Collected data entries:
=-=-=
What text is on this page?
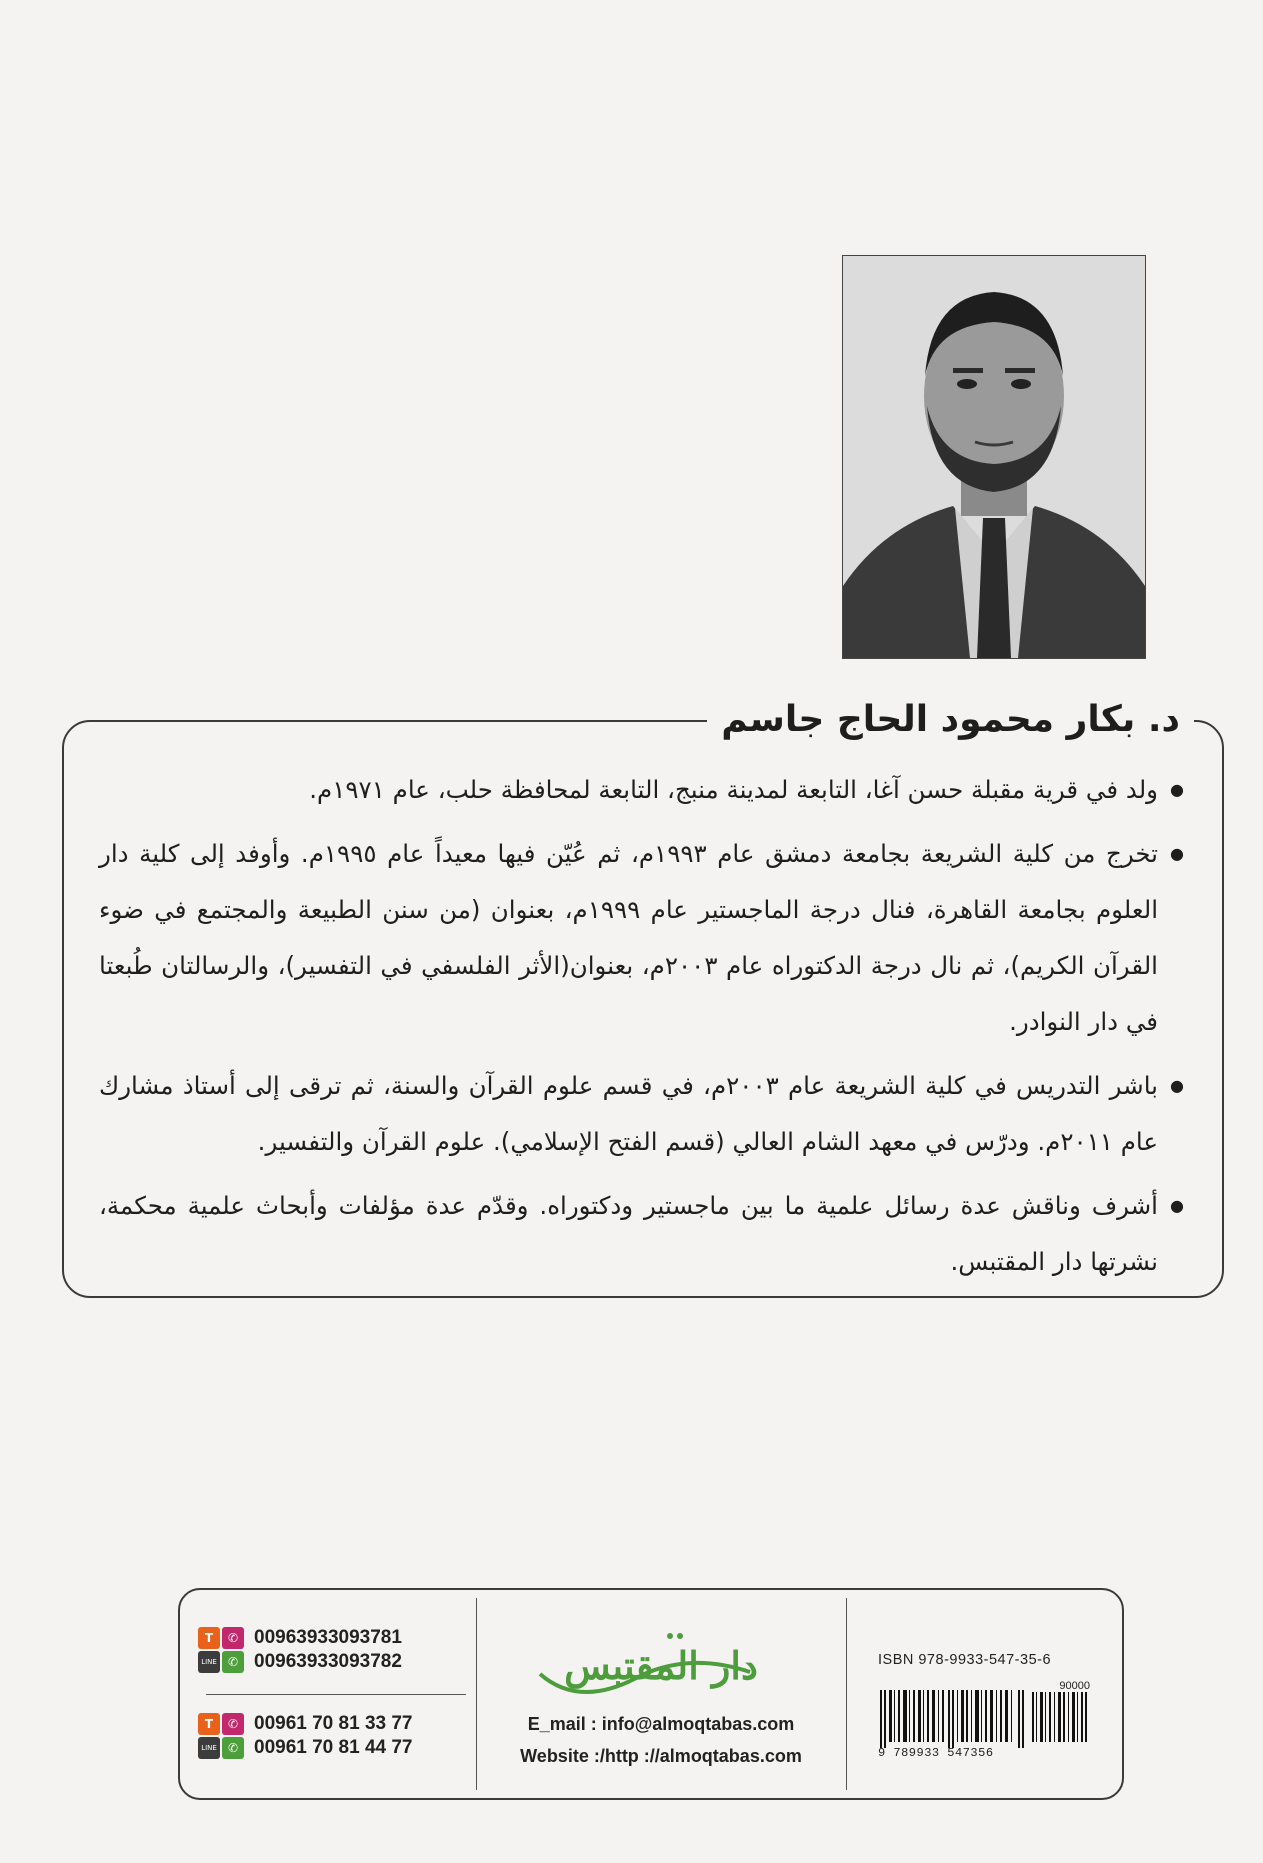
د. بكار محمود الحاج جاسم
● ولد في قرية مقبلة حسن آغا، التابعة لمدينة منبج، التابعة لمحافظة حلب، عام ١٩٧١م.
● تخرج من كلية الشريعة بجامعة دمشق عام ١٩٩٣م، ثم عُيّن فيها معيداً عام ١٩٩٥م. وأوفد إلى كلية دار العلوم بجامعة القاهرة، فنال درجة الماجستير عام ١٩٩٩م، بعنوان (من سنن الطبيعة والمجتمع في ضوء القرآن الكريم)، ثم نال درجة الدكتوراه عام ٢٠٠٣م، بعنوان(الأثر الفلسفي في التفسير)، والرسالتان طُبعتا في دار النوادر.
● باشر التدريس في كلية الشريعة عام ٢٠٠٣م، في قسم علوم القرآن والسنة، ثم ترقى إلى أستاذ مشارك عام ٢٠١١م. ودرّس في معهد الشام العالي (قسم الفتح الإسلامي). علوم القرآن والتفسير.
● أشرف وناقش عدة رسائل علمية ما بين ماجستير ودكتوراه. وقدّم عدة مؤلفات وأبحاث علمية محكمة، نشرتها دار المقتبس.
T	✆
LINE ✆
00963933093781
00963933093782
T	✆
LINE ✆
00961 70 81 33 77
00961 70 81 44 77
دار المقتبس
E_mail : info@almoqtabas.com
Website :/http ://almoqtabas.com
ISBN 978-9933-547-35-6
90000
9 789933 547356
=-=-=
▶ _Instructions to follow_: Leave the images out, please, and restate each line word for word.

▶ _The answer_:
What text is on this page?
د. بكار محمود الحاج جاسم
● ولد في قرية مقبلة حسن آغا، التابعة لمدينة منبج، التابعة لمحافظة حلب، عام ١٩٧١م.
● تخرج من كلية الشريعة بجامعة دمشق عام ١٩٩٣م، ثم عُيّن فيها معيداً عام ١٩٩٥م. وأوفد إلى كلية دار العلوم بجامعة القاهرة، فنال درجة الماجستير عام ١٩٩٩م، بعنوان (من سنن الطبيعة والمجتمع في ضوء القرآن الكريم)، ثم نال درجة الدكتوراه عام ٢٠٠٣م، بعنوان(الأثر الفلسفي في التفسير)، والرسالتان طُبعتا في دار النوادر.
● باشر التدريس في كلية الشريعة عام ٢٠٠٣م، في قسم علوم القرآن والسنة، ثم ترقى إلى أستاذ مشارك عام ٢٠١١م. ودرّس في معهد الشام العالي (قسم الفتح الإسلامي). علوم القرآن والتفسير.
● أشرف وناقش عدة رسائل علمية ما بين ماجستير ودكتوراه. وقدّم عدة مؤلفات وأبحاث علمية محكمة، نشرتها دار المقتبس.
T	✆
LINE ✆
00963933093781
00963933093782
T	✆
LINE ✆
00961 70 81 33 77
00961 70 81 44 77
دار المقتبس
E_mail : info@almoqtabas.com
Website :/http ://almoqtabas.com
ISBN 978-9933-547-35-6
90000
9 789933 547356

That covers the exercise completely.